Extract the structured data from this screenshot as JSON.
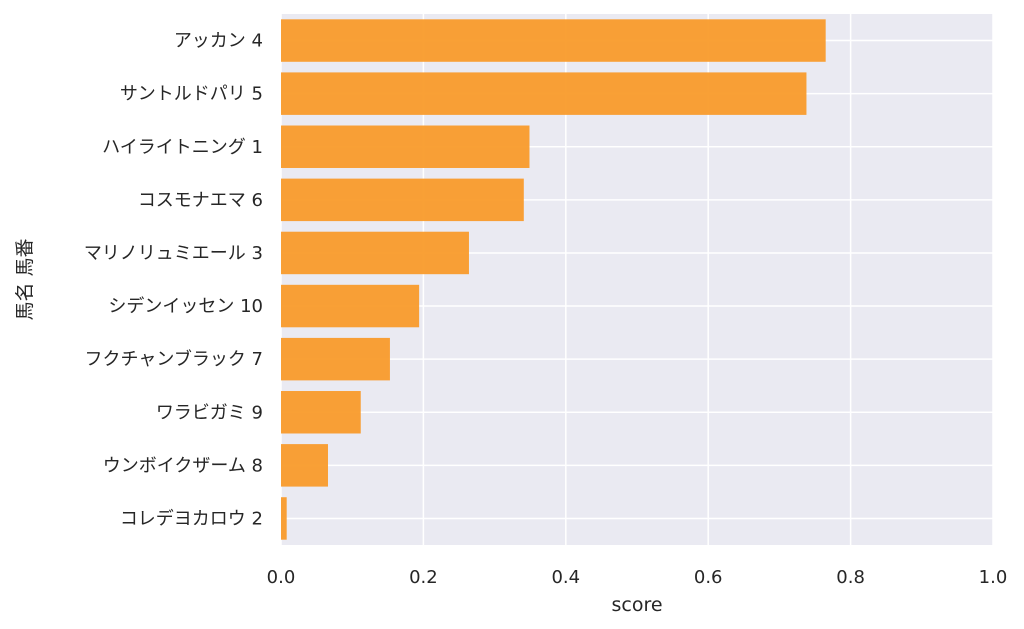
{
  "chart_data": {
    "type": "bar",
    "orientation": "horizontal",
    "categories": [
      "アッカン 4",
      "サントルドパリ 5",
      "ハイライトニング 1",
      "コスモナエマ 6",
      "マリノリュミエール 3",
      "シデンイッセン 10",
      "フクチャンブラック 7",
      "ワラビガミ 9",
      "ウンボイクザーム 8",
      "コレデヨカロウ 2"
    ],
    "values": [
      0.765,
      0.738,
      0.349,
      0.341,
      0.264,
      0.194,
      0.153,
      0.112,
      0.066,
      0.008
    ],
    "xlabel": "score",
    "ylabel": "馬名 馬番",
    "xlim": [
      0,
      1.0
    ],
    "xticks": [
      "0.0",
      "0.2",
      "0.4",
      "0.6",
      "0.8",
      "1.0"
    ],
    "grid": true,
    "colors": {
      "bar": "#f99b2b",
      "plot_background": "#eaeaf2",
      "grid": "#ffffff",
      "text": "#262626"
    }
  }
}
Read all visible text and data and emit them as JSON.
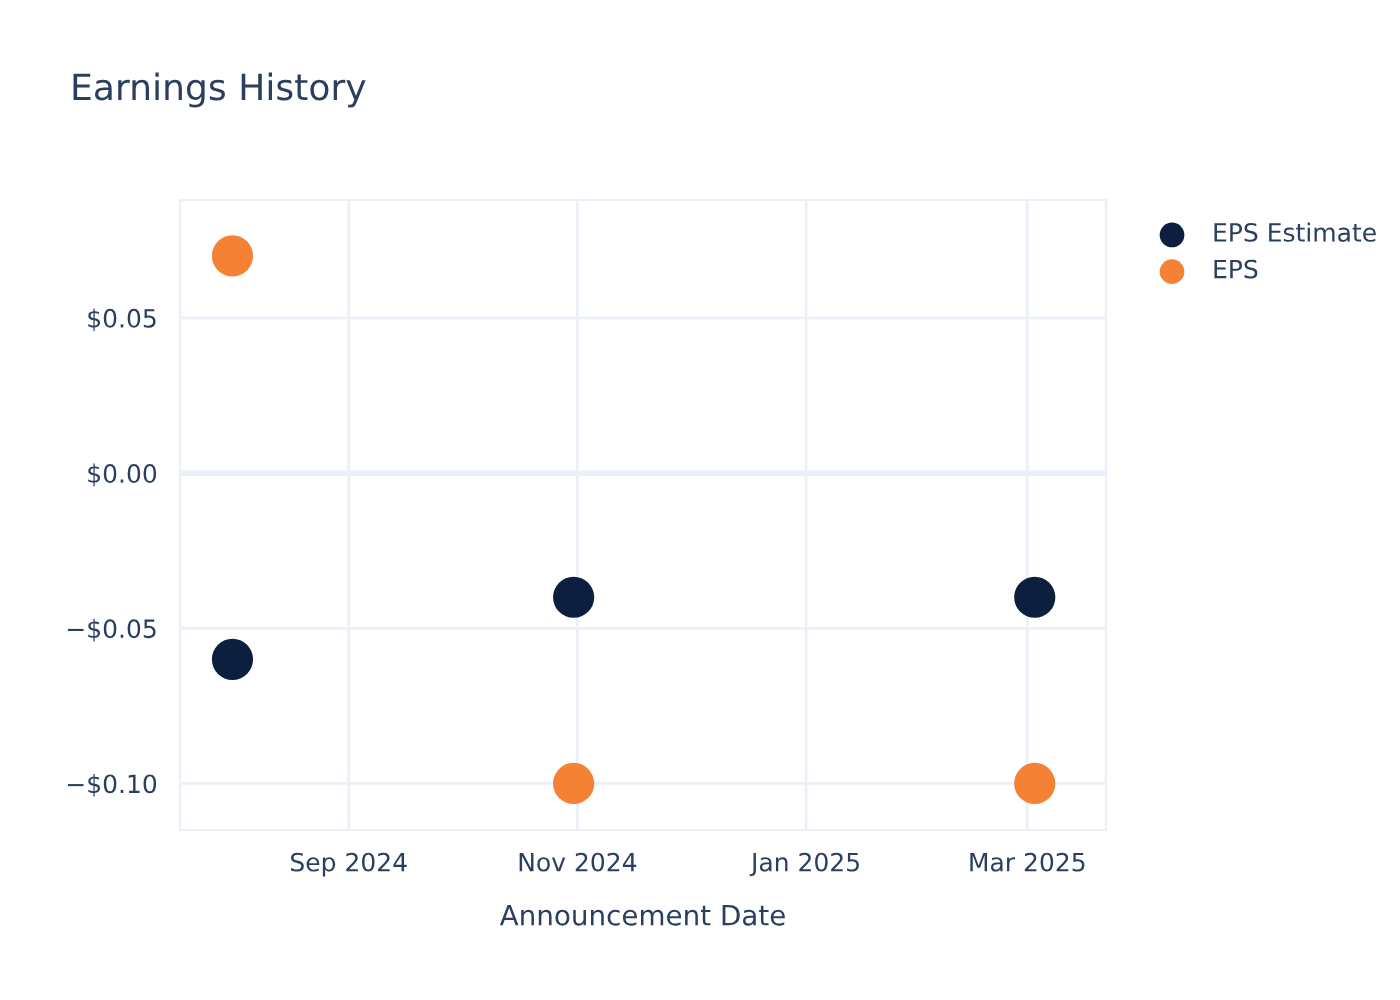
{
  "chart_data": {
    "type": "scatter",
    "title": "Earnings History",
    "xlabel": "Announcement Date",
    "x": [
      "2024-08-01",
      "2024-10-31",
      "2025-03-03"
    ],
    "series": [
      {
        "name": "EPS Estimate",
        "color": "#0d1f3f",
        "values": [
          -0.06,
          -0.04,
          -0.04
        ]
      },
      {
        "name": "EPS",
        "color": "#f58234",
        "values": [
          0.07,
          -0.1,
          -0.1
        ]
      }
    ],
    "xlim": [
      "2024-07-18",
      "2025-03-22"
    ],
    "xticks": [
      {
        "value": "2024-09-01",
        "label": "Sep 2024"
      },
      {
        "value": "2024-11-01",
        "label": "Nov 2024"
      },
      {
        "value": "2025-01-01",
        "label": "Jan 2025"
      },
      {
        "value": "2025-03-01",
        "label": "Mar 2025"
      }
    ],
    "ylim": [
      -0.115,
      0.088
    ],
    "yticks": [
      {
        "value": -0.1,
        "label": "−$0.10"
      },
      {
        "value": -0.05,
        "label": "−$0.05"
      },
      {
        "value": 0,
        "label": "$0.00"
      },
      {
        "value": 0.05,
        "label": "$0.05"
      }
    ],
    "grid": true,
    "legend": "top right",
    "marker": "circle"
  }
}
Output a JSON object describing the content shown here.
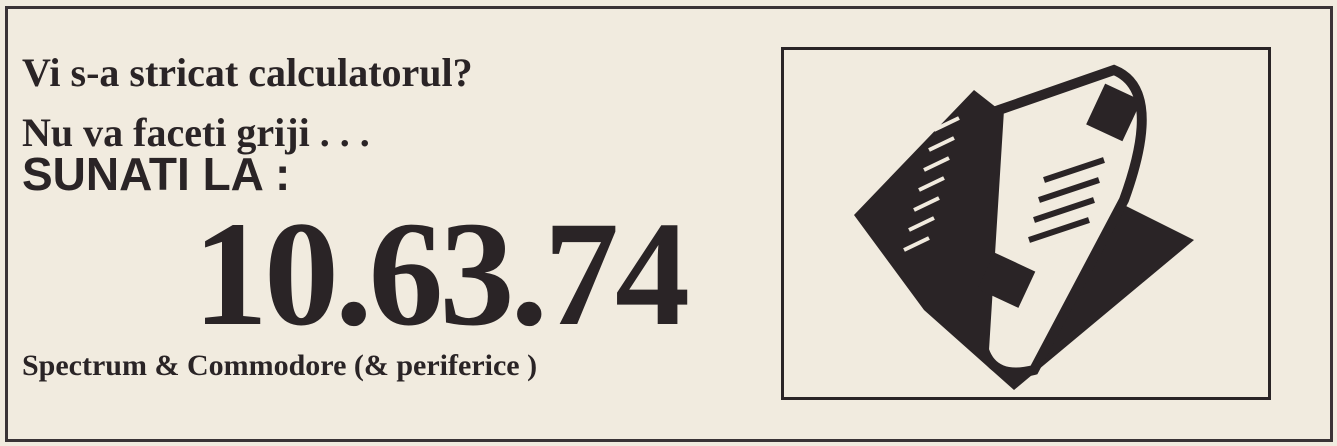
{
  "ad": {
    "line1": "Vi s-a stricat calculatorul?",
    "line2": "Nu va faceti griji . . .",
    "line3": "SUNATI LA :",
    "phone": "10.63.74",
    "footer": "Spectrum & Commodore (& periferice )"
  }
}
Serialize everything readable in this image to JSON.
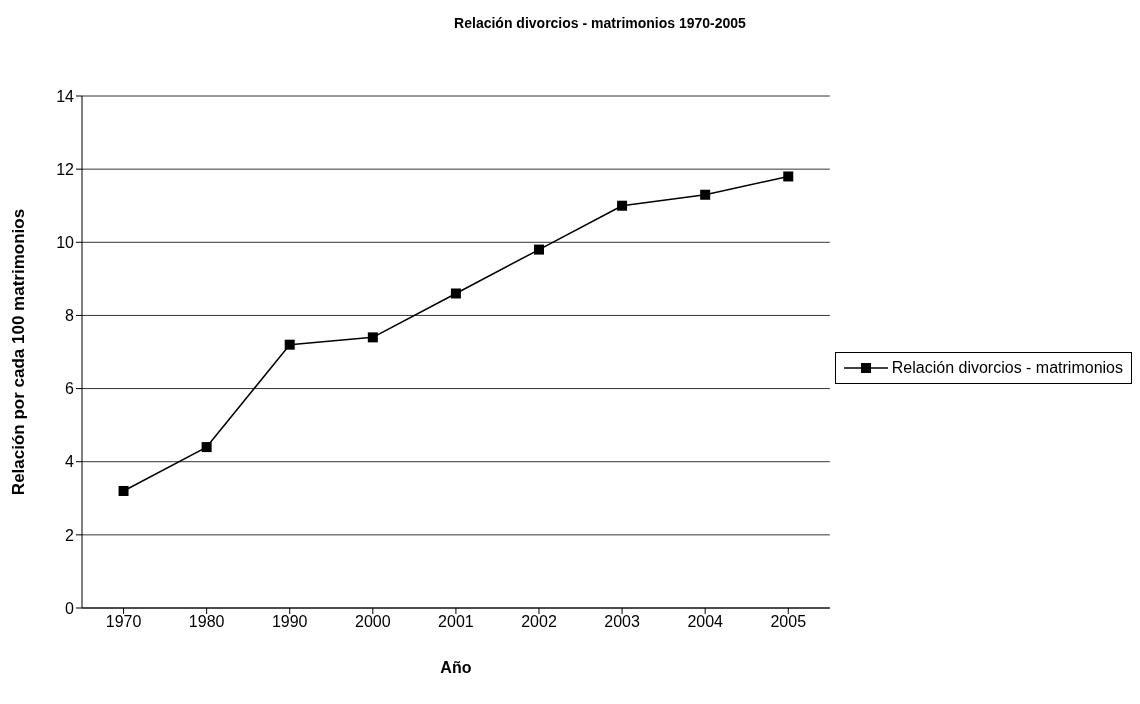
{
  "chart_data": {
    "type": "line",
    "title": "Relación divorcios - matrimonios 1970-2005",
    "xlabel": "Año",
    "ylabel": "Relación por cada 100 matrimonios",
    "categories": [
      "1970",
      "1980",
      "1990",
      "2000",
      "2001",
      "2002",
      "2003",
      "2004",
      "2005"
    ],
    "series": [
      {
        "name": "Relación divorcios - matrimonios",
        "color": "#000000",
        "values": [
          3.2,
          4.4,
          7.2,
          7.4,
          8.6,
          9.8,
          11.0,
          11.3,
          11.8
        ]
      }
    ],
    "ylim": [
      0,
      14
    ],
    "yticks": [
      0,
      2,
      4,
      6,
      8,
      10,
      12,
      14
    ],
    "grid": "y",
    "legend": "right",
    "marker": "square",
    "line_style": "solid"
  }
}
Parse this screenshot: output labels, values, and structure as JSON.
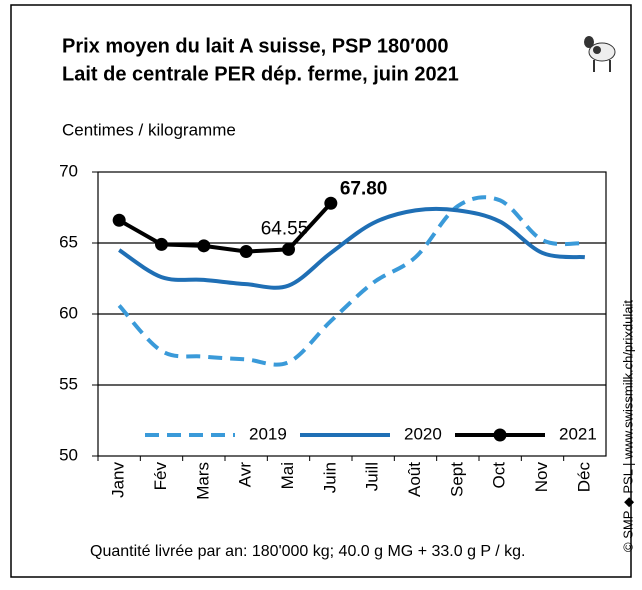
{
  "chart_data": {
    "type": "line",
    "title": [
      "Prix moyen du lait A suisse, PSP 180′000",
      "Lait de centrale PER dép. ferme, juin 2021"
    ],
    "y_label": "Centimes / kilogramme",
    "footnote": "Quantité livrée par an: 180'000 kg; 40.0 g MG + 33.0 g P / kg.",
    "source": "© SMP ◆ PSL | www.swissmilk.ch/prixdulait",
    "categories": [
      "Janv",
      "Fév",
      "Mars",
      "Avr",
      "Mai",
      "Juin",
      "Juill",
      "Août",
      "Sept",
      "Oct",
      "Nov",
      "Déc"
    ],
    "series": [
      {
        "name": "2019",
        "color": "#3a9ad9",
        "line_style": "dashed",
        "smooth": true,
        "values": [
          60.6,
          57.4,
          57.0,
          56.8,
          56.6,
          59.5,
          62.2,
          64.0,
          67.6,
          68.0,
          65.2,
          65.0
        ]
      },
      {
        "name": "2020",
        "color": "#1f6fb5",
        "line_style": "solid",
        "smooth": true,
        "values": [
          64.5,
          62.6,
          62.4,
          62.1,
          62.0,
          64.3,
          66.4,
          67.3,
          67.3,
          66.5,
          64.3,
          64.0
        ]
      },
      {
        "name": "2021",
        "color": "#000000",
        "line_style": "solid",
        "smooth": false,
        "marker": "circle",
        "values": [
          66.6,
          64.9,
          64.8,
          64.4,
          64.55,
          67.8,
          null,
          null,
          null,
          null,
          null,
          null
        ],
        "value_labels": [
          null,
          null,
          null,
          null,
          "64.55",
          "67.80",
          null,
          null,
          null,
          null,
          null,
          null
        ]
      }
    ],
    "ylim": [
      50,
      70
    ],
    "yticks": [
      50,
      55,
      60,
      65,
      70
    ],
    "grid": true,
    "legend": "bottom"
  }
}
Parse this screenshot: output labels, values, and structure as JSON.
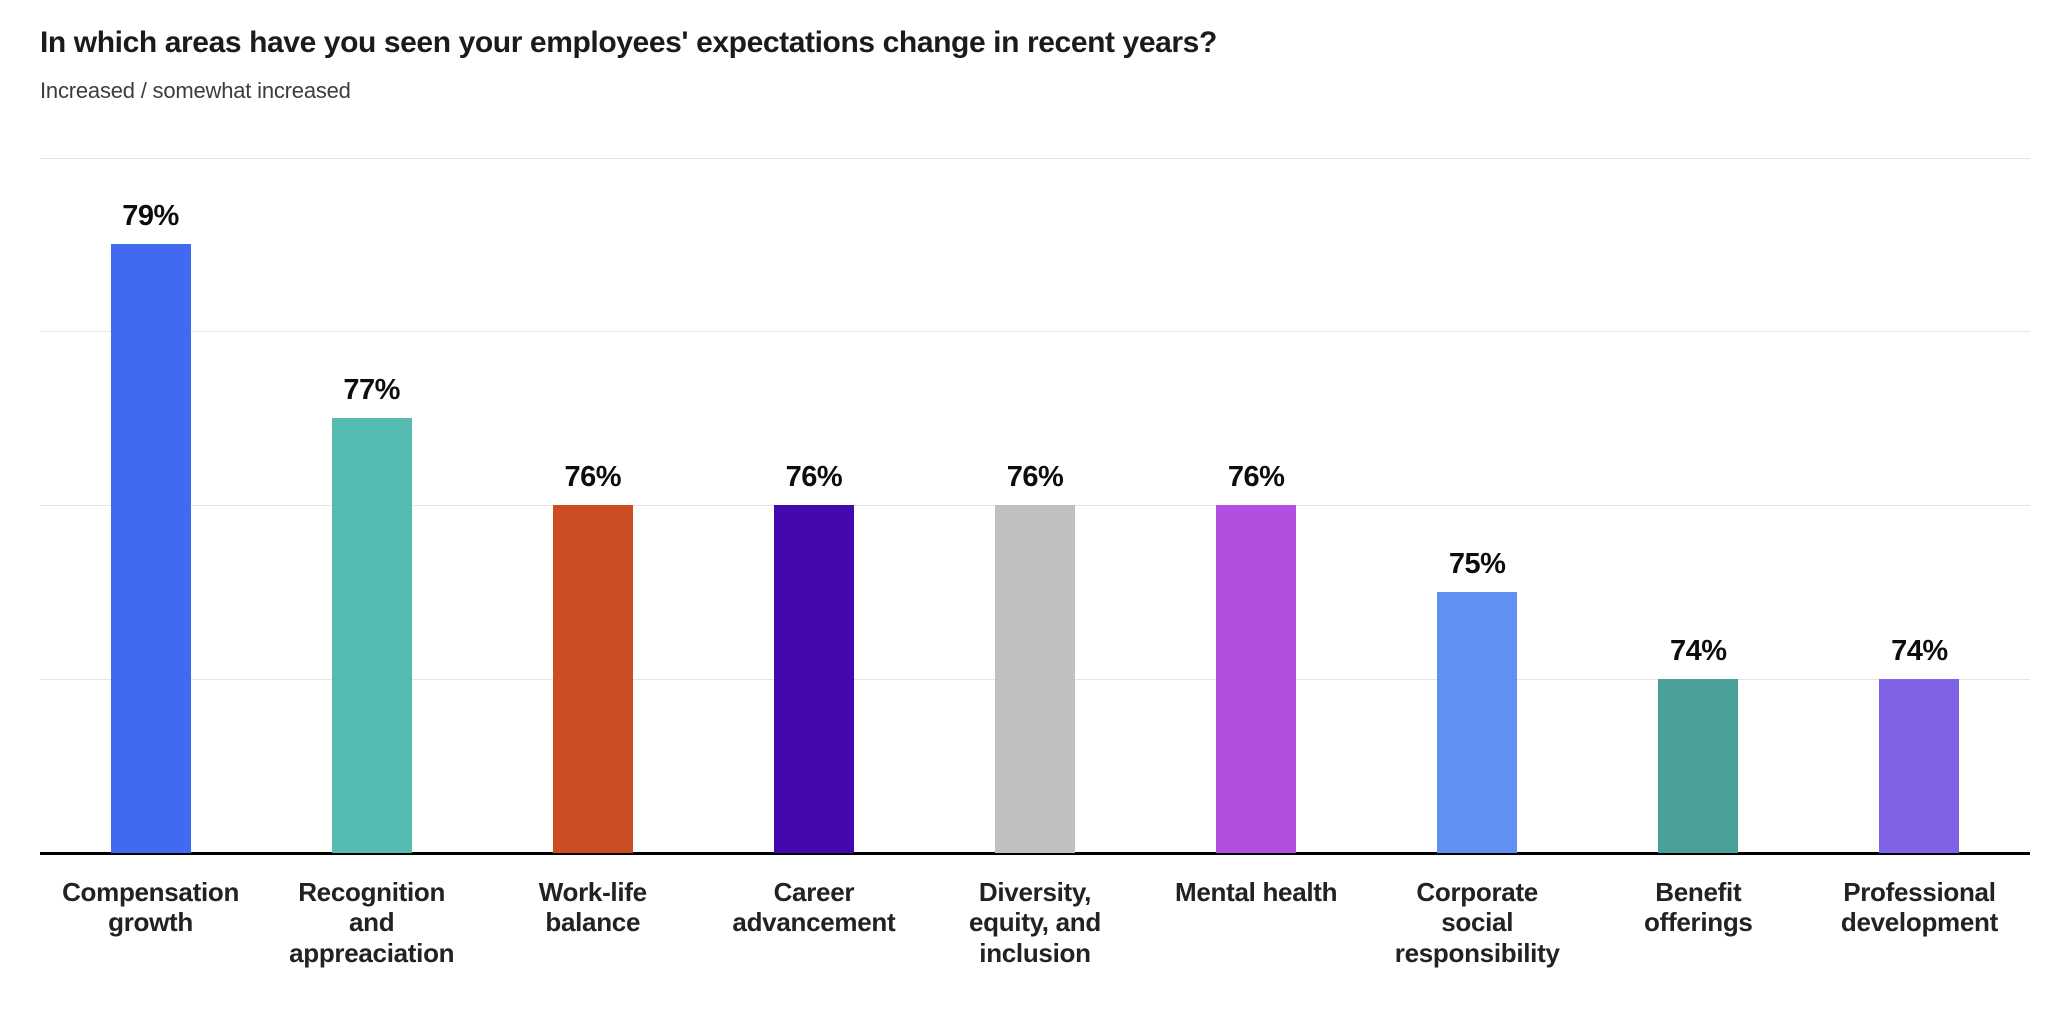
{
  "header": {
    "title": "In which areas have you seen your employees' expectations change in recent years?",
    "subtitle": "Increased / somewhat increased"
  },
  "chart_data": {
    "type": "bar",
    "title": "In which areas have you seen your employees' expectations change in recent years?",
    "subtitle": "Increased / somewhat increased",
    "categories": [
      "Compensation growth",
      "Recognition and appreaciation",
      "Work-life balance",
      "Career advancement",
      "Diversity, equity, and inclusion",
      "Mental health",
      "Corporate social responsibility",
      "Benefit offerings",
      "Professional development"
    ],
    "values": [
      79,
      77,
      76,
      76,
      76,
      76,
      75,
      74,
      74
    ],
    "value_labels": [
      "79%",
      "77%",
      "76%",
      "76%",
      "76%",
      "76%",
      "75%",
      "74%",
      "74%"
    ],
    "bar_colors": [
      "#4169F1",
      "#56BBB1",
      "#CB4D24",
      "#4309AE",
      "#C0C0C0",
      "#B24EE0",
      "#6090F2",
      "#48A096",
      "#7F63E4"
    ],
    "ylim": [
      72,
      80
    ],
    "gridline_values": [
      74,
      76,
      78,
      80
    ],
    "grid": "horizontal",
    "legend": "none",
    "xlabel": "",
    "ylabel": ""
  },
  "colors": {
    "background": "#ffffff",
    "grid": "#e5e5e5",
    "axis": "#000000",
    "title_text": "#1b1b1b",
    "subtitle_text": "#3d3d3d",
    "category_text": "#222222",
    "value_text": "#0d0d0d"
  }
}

▶ [Task brief]
Copy every line of the listing that includes the string "somewhat".

▶ [Task response]
    "subtitle": "Increased / somewhat increased"
    "subtitle": "Increased / somewhat increased",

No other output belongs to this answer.